What needs to be done ::
Every entry should be repeated exactly. Omit the pictures.
━━ Information supplied ━━
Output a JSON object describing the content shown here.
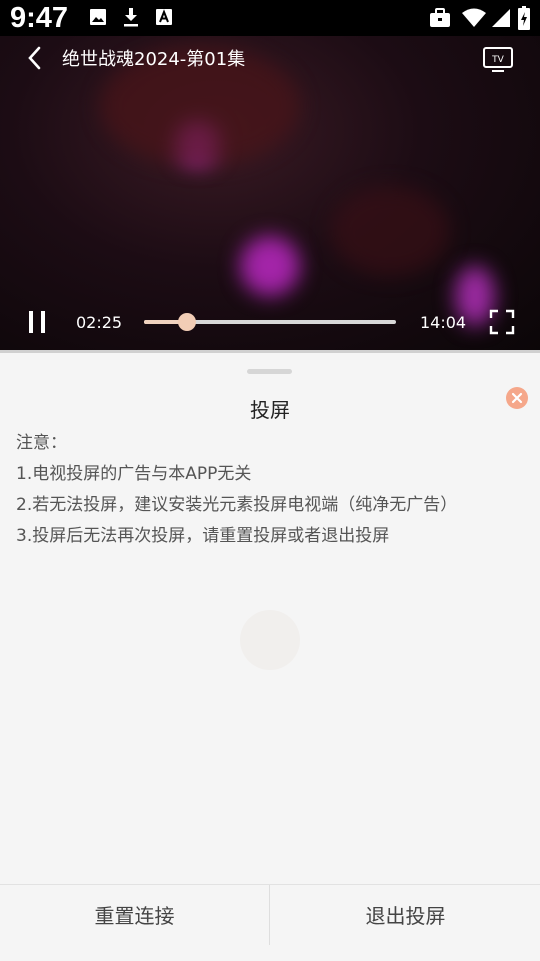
{
  "status_bar": {
    "time": "9:47",
    "left_icons": [
      "image-icon",
      "download-icon",
      "font-icon"
    ],
    "right_icons": [
      "briefcase-icon",
      "wifi-icon",
      "signal-icon",
      "battery-icon"
    ]
  },
  "player": {
    "title": "绝世战魂2024-第01集",
    "current_time": "02:25",
    "total_time": "14:04",
    "progress": 0.172,
    "accent_color": "#f2cdb6",
    "icons": [
      "back-icon",
      "tv-icon",
      "pause-icon",
      "fullscreen-icon"
    ]
  },
  "cast_panel": {
    "title": "投屏",
    "notes_heading": "注意：",
    "notes": [
      "1.电视投屏的广告与本APP无关",
      "2.若无法投屏，建议安装光元素投屏电视端（纯净无广告）",
      "3.投屏后无法再次投屏，请重置投屏或者退出投屏"
    ],
    "close_color": "#f5a78a"
  },
  "buttons": {
    "reset": "重置连接",
    "exit": "退出投屏"
  }
}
━━━
Answer ::
Output a JSON object describing the content shown here.
{
  "status_bar": {
    "time": "9:47",
    "left_icons": [
      "image-icon",
      "download-icon",
      "font-icon"
    ],
    "right_icons": [
      "briefcase-icon",
      "wifi-icon",
      "signal-icon",
      "battery-icon"
    ]
  },
  "player": {
    "title": "绝世战魂2024-第01集",
    "current_time": "02:25",
    "total_time": "14:04",
    "progress": 0.172,
    "accent_color": "#f2cdb6",
    "icons": [
      "back-icon",
      "tv-icon",
      "pause-icon",
      "fullscreen-icon"
    ]
  },
  "cast_panel": {
    "title": "投屏",
    "notes_heading": "注意：",
    "notes": [
      "1.电视投屏的广告与本APP无关",
      "2.若无法投屏，建议安装光元素投屏电视端（纯净无广告）",
      "3.投屏后无法再次投屏，请重置投屏或者退出投屏"
    ],
    "close_color": "#f5a78a"
  },
  "buttons": {
    "reset": "重置连接",
    "exit": "退出投屏"
  }
}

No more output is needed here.